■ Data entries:
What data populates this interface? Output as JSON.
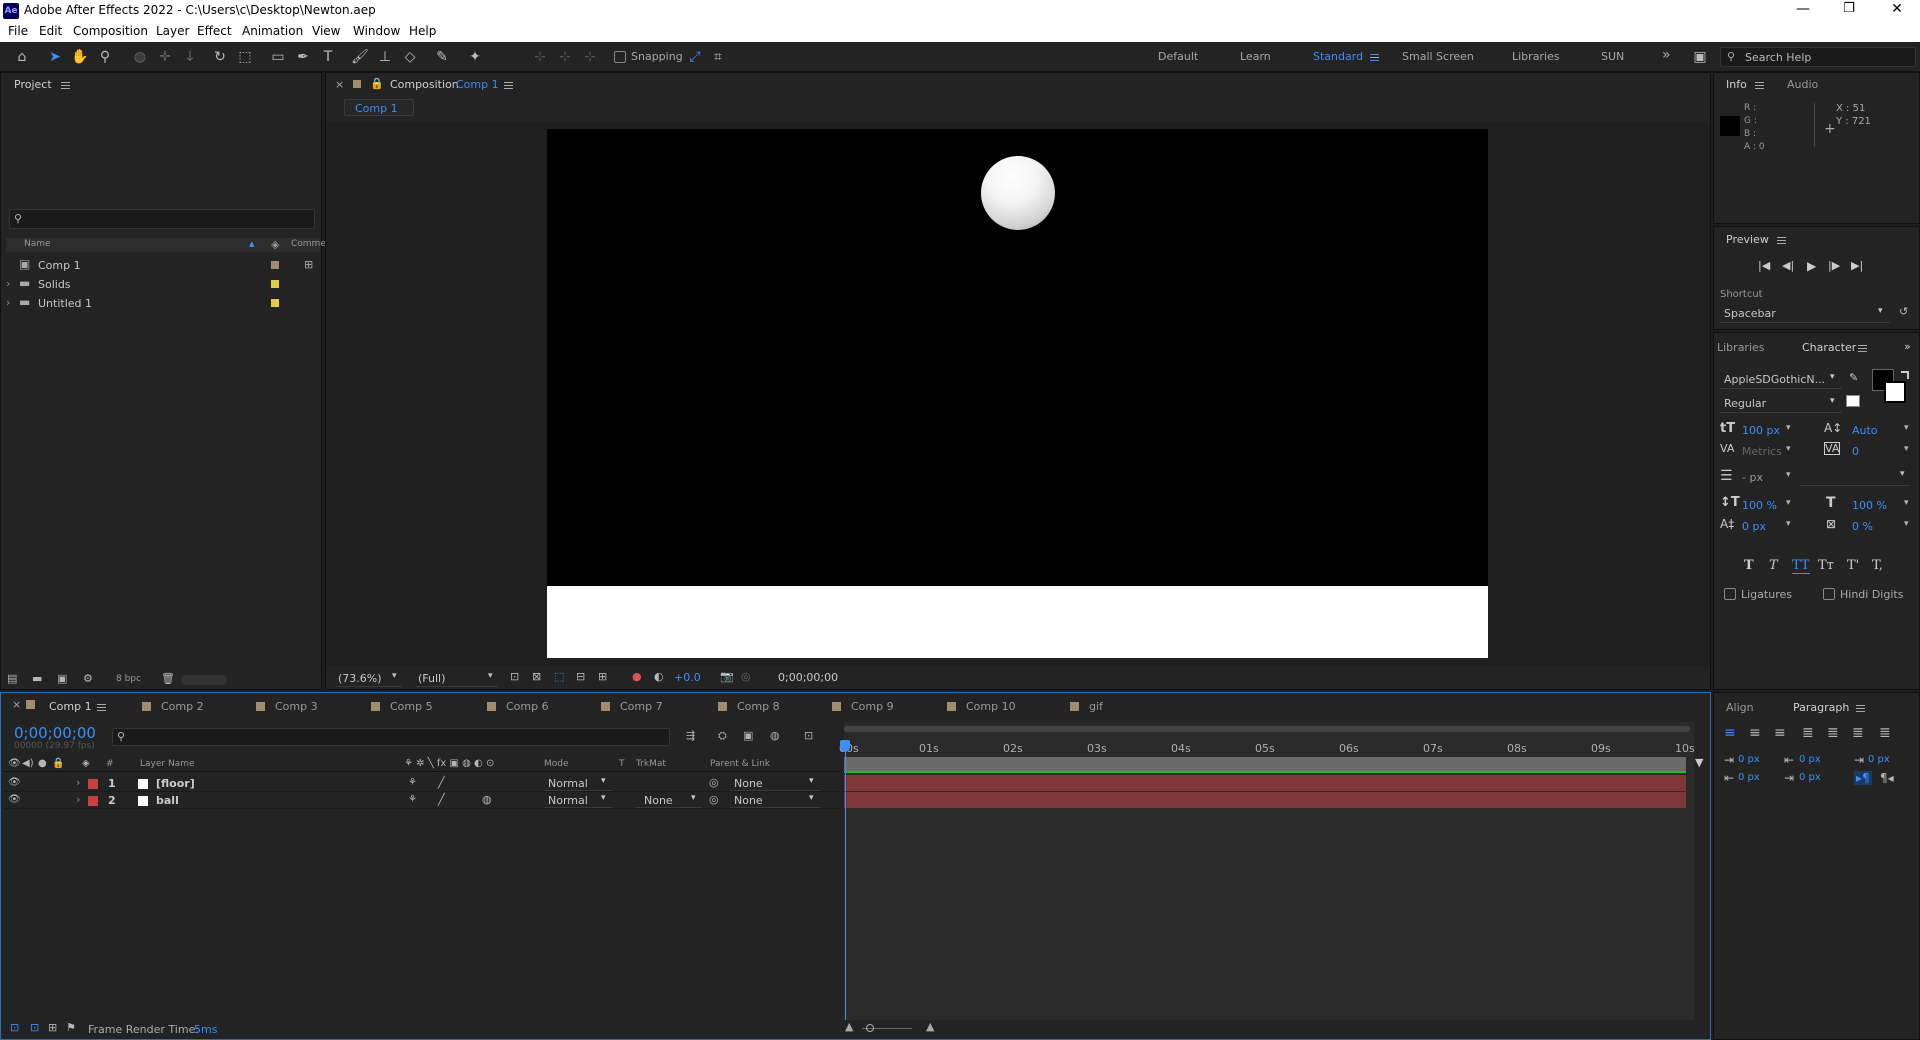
{
  "app": {
    "title": "Adobe After Effects 2022 - C:\\Users\\c\\Desktop\\Newton.aep",
    "logo": "Ae",
    "window_controls": {
      "minimize": "—",
      "maximize": "❐",
      "close": "✕"
    }
  },
  "menu": [
    "File",
    "Edit",
    "Composition",
    "Layer",
    "Effect",
    "Animation",
    "View",
    "Window",
    "Help"
  ],
  "toolbar": {
    "snapping_label": "Snapping",
    "workspaces": [
      "Default",
      "Learn",
      "Standard",
      "Small Screen",
      "Libraries",
      "SUN"
    ],
    "active_workspace": "Standard",
    "overflow": "»",
    "search_placeholder": "Search Help"
  },
  "project": {
    "title": "Project",
    "columns": {
      "name": "Name",
      "comment": "Comme"
    },
    "items": [
      {
        "name": "Comp 1",
        "type": "composition",
        "label_color": "#a38c6b"
      },
      {
        "name": "Solids",
        "type": "folder",
        "label_color": "#e2c948"
      },
      {
        "name": "Untitled 1",
        "type": "folder",
        "label_color": "#e2c948"
      }
    ],
    "bpc": "8 bpc"
  },
  "composition": {
    "panel_label": "Composition",
    "comp_name": "Comp 1",
    "tab": "Comp 1",
    "zoom": "(73.6%)",
    "resolution": "(Full)",
    "exposure": "+0.0",
    "timecode": "0;00;00;00",
    "canvas_bg": "#000000",
    "floor_color": "#ffffff"
  },
  "info": {
    "tabs": [
      "Info",
      "Audio"
    ],
    "r": "R :",
    "g": "G :",
    "b": "B :",
    "a": "A : 0",
    "x": "X : 51",
    "y": "Y : 721",
    "crosshair": "+"
  },
  "preview": {
    "title": "Preview",
    "shortcut_label": "Shortcut",
    "shortcut_value": "Spacebar",
    "controls": [
      "⏮",
      "◀|",
      "▶",
      "|▶",
      "⏭"
    ]
  },
  "character": {
    "tabs": [
      "Libraries",
      "Character"
    ],
    "font": "AppleSDGothicN...",
    "style": "Regular",
    "size": "100 px",
    "leading": "Auto",
    "kerning": "Metrics",
    "tracking": "0",
    "stroke": "- px",
    "vscale": "100 %",
    "hscale": "100 %",
    "baseline": "0 px",
    "tsume": "0 %",
    "styles": [
      "T",
      "T",
      "TT",
      "Tт",
      "T'",
      "T,"
    ],
    "ligatures": "Ligatures",
    "hindi": "Hindi Digits"
  },
  "paragraph": {
    "tabs": [
      "Align",
      "Paragraph"
    ],
    "indent_values": [
      "0 px",
      "0 px",
      "0 px",
      "0 px",
      "0 px"
    ]
  },
  "timeline": {
    "tabs": [
      "Comp 1",
      "Comp 2",
      "Comp 3",
      "Comp 5",
      "Comp 6",
      "Comp 7",
      "Comp 8",
      "Comp 9",
      "Comp 10",
      "gif"
    ],
    "timecode": "0;00;00;00",
    "fps": "00000 (29.97 fps)",
    "columns": {
      "num": "#",
      "layer_name": "Layer Name",
      "mode": "Mode",
      "t": "T",
      "trkmat": "TrkMat",
      "parent": "Parent & Link"
    },
    "layers": [
      {
        "num": "1",
        "name": "[floor]",
        "label_color": "#c94040",
        "mode": "Normal",
        "trkmat": "",
        "parent": "None"
      },
      {
        "num": "2",
        "name": "ball",
        "label_color": "#c94040",
        "mode": "Normal",
        "trkmat": "None",
        "parent": "None"
      }
    ],
    "ruler": [
      "00s",
      "01s",
      "02s",
      "03s",
      "04s",
      "05s",
      "06s",
      "07s",
      "08s",
      "09s",
      "10s"
    ],
    "footer": {
      "label": "Frame Render Time:",
      "value": "5ms"
    }
  }
}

■ INSTRUCTION: Word for word, quote the full listing, omitting every picture.

■ WRITTEN ANSWER:
What data populates this interface? Output as JSON.
{
  "app": {
    "title": "Adobe After Effects 2022 - C:\\Users\\c\\Desktop\\Newton.aep",
    "logo": "Ae",
    "window_controls": {
      "minimize": "—",
      "maximize": "❐",
      "close": "✕"
    }
  },
  "menu": [
    "File",
    "Edit",
    "Composition",
    "Layer",
    "Effect",
    "Animation",
    "View",
    "Window",
    "Help"
  ],
  "toolbar": {
    "snapping_label": "Snapping",
    "workspaces": [
      "Default",
      "Learn",
      "Standard",
      "Small Screen",
      "Libraries",
      "SUN"
    ],
    "active_workspace": "Standard",
    "overflow": "»",
    "search_placeholder": "Search Help"
  },
  "project": {
    "title": "Project",
    "columns": {
      "name": "Name",
      "comment": "Comme"
    },
    "items": [
      {
        "name": "Comp 1",
        "type": "composition",
        "label_color": "#a38c6b"
      },
      {
        "name": "Solids",
        "type": "folder",
        "label_color": "#e2c948"
      },
      {
        "name": "Untitled 1",
        "type": "folder",
        "label_color": "#e2c948"
      }
    ],
    "bpc": "8 bpc"
  },
  "composition": {
    "panel_label": "Composition",
    "comp_name": "Comp 1",
    "tab": "Comp 1",
    "zoom": "(73.6%)",
    "resolution": "(Full)",
    "exposure": "+0.0",
    "timecode": "0;00;00;00",
    "canvas_bg": "#000000",
    "floor_color": "#ffffff"
  },
  "info": {
    "tabs": [
      "Info",
      "Audio"
    ],
    "r": "R :",
    "g": "G :",
    "b": "B :",
    "a": "A : 0",
    "x": "X : 51",
    "y": "Y : 721",
    "crosshair": "+"
  },
  "preview": {
    "title": "Preview",
    "shortcut_label": "Shortcut",
    "shortcut_value": "Spacebar",
    "controls": [
      "⏮",
      "◀|",
      "▶",
      "|▶",
      "⏭"
    ]
  },
  "character": {
    "tabs": [
      "Libraries",
      "Character"
    ],
    "font": "AppleSDGothicN...",
    "style": "Regular",
    "size": "100 px",
    "leading": "Auto",
    "kerning": "Metrics",
    "tracking": "0",
    "stroke": "- px",
    "vscale": "100 %",
    "hscale": "100 %",
    "baseline": "0 px",
    "tsume": "0 %",
    "styles": [
      "T",
      "T",
      "TT",
      "Tт",
      "T'",
      "T,"
    ],
    "ligatures": "Ligatures",
    "hindi": "Hindi Digits"
  },
  "paragraph": {
    "tabs": [
      "Align",
      "Paragraph"
    ],
    "indent_values": [
      "0 px",
      "0 px",
      "0 px",
      "0 px",
      "0 px"
    ]
  },
  "timeline": {
    "tabs": [
      "Comp 1",
      "Comp 2",
      "Comp 3",
      "Comp 5",
      "Comp 6",
      "Comp 7",
      "Comp 8",
      "Comp 9",
      "Comp 10",
      "gif"
    ],
    "timecode": "0;00;00;00",
    "fps": "00000 (29.97 fps)",
    "columns": {
      "num": "#",
      "layer_name": "Layer Name",
      "mode": "Mode",
      "t": "T",
      "trkmat": "TrkMat",
      "parent": "Parent & Link"
    },
    "layers": [
      {
        "num": "1",
        "name": "[floor]",
        "label_color": "#c94040",
        "mode": "Normal",
        "trkmat": "",
        "parent": "None"
      },
      {
        "num": "2",
        "name": "ball",
        "label_color": "#c94040",
        "mode": "Normal",
        "trkmat": "None",
        "parent": "None"
      }
    ],
    "ruler": [
      "00s",
      "01s",
      "02s",
      "03s",
      "04s",
      "05s",
      "06s",
      "07s",
      "08s",
      "09s",
      "10s"
    ],
    "footer": {
      "label": "Frame Render Time:",
      "value": "5ms"
    }
  }
}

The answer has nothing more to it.